-- The task --
Extract each record and reproduce it exactly.

-- Information provided --
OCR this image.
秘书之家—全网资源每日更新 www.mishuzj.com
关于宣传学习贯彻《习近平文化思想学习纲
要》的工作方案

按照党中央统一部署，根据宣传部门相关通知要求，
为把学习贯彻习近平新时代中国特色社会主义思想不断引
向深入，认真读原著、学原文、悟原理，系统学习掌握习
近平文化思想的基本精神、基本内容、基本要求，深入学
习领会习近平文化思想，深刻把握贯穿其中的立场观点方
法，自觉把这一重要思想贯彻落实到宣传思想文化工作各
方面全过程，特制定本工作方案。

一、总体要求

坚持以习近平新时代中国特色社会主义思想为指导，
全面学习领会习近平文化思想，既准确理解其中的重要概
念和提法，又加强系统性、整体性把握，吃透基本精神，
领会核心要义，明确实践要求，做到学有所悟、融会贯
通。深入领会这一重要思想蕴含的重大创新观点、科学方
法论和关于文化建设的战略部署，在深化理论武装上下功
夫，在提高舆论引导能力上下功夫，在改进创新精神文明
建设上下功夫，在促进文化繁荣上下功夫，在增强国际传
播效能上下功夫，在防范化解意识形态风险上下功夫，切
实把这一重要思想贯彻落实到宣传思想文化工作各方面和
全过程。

-- Written response --
OCR this image.
秘书之家—全网资源每日更新 www.mishuzj.com
关于宣传学习贯彻《习近平文化思想学习纲
要》的工作方案

按照党中央统一部署，根据宣传部门相关通知要求，
为把学习贯彻习近平新时代中国特色社会主义思想不断引
向深入，认真读原著、学原文、悟原理，系统学习掌握习
近平文化思想的基本精神、基本内容、基本要求，深入学
习领会习近平文化思想，深刻把握贯穿其中的立场观点方
法，自觉把这一重要思想贯彻落实到宣传思想文化工作各
方面全过程，特制定本工作方案。

一、总体要求

坚持以习近平新时代中国特色社会主义思想为指导，
全面学习领会习近平文化思想，既准确理解其中的重要概
念和提法，又加强系统性、整体性把握，吃透基本精神，
领会核心要义，明确实践要求，做到学有所悟、融会贯
通。深入领会这一重要思想蕴含的重大创新观点、科学方
法论和关于文化建设的战略部署，在深化理论武装上下功
夫，在提高舆论引导能力上下功夫，在改进创新精神文明
建设上下功夫，在促进文化繁荣上下功夫，在增强国际传
播效能上下功夫，在防范化解意识形态风险上下功夫，切
实把这一重要思想贯彻落实到宣传思想文化工作各方面和
全过程。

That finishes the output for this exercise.